Dataset entries
※ ※ ※
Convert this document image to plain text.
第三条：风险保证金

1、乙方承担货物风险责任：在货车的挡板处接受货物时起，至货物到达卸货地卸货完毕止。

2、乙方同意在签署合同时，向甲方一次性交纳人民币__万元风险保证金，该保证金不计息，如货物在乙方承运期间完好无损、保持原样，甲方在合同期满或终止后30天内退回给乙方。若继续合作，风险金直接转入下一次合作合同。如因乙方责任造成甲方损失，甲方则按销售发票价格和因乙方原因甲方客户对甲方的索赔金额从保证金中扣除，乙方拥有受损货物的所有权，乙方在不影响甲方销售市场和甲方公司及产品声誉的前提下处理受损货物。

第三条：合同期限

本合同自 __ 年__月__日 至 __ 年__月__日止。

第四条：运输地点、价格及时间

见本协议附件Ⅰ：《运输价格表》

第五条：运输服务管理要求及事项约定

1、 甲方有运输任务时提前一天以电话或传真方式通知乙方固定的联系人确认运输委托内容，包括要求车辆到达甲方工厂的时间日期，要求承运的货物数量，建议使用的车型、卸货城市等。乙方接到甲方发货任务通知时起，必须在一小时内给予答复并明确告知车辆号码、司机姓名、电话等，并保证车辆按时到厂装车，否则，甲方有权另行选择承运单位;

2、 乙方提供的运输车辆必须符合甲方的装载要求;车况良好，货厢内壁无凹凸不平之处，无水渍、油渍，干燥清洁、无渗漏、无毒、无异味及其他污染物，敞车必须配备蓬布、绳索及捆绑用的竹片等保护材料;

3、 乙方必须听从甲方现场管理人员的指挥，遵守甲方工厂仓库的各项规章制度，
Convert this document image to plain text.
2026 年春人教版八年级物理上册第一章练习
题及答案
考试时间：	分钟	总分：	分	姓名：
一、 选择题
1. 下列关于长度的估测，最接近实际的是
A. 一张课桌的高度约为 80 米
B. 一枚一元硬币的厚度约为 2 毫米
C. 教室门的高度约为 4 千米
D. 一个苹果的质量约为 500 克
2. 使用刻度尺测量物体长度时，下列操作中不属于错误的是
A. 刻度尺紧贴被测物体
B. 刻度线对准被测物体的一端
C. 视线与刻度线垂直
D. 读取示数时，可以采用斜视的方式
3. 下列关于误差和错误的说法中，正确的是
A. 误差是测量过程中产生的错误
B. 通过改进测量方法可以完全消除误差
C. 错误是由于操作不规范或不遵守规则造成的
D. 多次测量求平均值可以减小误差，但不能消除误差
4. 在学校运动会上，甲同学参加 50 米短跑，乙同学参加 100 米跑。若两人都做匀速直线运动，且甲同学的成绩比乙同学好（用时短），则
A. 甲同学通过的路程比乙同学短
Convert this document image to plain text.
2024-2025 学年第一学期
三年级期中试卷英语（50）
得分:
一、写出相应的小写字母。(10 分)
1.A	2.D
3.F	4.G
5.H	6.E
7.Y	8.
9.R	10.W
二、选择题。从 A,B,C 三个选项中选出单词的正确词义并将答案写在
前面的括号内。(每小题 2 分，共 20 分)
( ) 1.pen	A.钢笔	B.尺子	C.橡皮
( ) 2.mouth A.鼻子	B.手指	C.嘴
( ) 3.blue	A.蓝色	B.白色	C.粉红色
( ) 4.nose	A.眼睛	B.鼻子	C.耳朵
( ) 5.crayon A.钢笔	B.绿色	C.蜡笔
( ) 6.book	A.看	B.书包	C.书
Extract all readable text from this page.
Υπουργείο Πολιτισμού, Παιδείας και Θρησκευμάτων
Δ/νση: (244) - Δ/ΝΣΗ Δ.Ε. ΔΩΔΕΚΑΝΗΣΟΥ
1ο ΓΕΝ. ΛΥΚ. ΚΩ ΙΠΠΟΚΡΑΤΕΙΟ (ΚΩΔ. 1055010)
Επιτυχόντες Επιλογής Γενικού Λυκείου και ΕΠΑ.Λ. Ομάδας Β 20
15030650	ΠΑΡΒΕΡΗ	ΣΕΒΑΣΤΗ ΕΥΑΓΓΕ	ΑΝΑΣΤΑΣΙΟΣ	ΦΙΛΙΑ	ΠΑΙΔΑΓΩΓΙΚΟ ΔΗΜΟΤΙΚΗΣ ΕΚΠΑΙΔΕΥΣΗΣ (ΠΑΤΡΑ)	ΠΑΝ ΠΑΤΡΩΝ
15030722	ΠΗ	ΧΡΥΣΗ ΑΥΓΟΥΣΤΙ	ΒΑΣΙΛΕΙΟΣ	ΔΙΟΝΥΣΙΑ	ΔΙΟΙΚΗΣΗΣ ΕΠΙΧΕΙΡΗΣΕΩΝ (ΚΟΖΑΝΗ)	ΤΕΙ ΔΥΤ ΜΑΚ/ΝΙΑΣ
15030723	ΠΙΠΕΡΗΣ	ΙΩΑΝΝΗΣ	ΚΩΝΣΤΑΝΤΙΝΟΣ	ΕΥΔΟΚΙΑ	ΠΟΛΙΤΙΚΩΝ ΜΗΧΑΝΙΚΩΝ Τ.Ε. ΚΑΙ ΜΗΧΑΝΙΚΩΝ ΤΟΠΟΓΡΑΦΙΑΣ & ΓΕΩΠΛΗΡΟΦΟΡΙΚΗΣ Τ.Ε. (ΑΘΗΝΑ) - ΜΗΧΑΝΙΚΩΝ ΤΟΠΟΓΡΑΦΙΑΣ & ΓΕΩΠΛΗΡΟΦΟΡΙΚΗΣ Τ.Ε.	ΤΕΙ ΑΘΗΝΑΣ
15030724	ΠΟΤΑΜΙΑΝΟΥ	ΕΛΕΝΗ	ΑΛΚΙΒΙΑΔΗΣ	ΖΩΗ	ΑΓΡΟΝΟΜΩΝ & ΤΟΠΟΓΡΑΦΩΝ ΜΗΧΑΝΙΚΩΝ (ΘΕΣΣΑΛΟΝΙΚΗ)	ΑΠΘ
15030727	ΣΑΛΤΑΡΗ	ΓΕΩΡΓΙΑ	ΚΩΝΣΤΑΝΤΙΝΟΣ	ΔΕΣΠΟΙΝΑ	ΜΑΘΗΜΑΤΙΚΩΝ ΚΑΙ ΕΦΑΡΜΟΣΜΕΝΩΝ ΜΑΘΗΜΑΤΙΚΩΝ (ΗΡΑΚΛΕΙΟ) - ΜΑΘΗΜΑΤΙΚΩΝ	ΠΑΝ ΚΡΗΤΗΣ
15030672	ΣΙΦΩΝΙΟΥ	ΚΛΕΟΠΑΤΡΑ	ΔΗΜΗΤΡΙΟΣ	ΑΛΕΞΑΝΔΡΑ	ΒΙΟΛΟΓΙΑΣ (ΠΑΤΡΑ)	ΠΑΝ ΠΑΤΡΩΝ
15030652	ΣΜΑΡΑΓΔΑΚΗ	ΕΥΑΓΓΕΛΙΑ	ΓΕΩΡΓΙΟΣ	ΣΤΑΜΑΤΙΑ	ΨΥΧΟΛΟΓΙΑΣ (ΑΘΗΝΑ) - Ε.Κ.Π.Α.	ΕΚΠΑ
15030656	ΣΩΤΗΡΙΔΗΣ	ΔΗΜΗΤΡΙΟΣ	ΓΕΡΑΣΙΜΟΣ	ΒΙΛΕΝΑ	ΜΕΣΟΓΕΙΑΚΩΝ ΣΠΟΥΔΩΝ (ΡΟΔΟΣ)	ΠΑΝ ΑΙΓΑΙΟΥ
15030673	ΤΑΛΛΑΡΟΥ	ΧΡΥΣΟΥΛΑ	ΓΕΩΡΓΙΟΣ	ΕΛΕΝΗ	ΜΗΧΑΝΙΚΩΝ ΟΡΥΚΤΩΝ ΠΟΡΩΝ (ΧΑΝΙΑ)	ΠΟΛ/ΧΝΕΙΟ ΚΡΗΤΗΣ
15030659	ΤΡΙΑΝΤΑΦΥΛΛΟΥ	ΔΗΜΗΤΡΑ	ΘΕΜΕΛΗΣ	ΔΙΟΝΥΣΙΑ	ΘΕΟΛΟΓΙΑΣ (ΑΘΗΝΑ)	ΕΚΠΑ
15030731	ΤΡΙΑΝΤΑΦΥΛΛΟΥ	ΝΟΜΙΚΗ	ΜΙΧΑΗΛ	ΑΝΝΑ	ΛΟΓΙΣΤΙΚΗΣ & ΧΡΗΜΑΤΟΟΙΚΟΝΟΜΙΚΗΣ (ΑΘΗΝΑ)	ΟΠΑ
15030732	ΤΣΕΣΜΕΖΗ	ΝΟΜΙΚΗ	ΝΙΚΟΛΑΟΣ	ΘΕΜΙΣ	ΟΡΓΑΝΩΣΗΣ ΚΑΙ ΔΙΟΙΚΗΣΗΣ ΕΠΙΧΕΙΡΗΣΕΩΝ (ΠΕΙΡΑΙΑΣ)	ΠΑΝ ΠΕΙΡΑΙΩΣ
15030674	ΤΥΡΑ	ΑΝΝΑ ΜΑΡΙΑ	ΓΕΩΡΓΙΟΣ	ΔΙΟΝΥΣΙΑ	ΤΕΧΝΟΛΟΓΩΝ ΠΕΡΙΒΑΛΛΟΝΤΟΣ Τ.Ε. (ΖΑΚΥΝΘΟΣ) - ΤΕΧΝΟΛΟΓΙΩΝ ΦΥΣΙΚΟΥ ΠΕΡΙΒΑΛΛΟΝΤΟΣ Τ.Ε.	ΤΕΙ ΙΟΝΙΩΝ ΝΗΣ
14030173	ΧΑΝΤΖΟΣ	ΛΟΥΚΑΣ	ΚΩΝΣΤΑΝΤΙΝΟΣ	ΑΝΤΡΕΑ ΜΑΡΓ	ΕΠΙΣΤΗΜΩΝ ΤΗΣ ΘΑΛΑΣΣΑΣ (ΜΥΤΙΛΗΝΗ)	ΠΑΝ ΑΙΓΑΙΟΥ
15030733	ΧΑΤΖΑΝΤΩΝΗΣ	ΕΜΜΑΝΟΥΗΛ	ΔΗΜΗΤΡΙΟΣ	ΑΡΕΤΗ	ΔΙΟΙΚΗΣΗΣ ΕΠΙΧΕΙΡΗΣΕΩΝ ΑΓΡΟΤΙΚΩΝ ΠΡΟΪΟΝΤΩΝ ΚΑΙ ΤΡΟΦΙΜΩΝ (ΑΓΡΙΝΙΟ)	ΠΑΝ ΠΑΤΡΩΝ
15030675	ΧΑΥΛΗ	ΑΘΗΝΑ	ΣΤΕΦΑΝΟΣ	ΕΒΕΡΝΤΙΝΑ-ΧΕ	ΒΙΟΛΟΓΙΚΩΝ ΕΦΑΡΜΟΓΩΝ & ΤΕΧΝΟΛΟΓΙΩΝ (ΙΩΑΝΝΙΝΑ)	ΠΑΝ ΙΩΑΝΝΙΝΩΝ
※ ※ ※
REQUIRED WORK — Gather all lines of the records that include the word "ΝΟΜΙΚΗ".

RESULT OF THE TASK —
15030731	ΤΡΙΑΝΤΑΦΥΛΛΟΥ	ΝΟΜΙΚΗ	ΜΙΧΑΗΛ	ΑΝΝΑ	ΛΟΓΙΣΤΙΚΗΣ & ΧΡΗΜΑΤΟΟΙΚΟΝΟΜΙΚΗΣ (ΑΘΗΝΑ)	ΟΠΑ
15030732	ΤΣΕΣΜΕΖΗ	ΝΟΜΙΚΗ	ΝΙΚΟΛΑΟΣ	ΘΕΜΙΣ	ΟΡΓΑΝΩΣΗΣ ΚΑΙ ΔΙΟΙΚΗΣΗΣ ΕΠΙΧΕΙΡΗΣΕΩΝ (ΠΕΙΡΑΙΑΣ)	ΠΑΝ ΠΕΙΡΑΙΩΣ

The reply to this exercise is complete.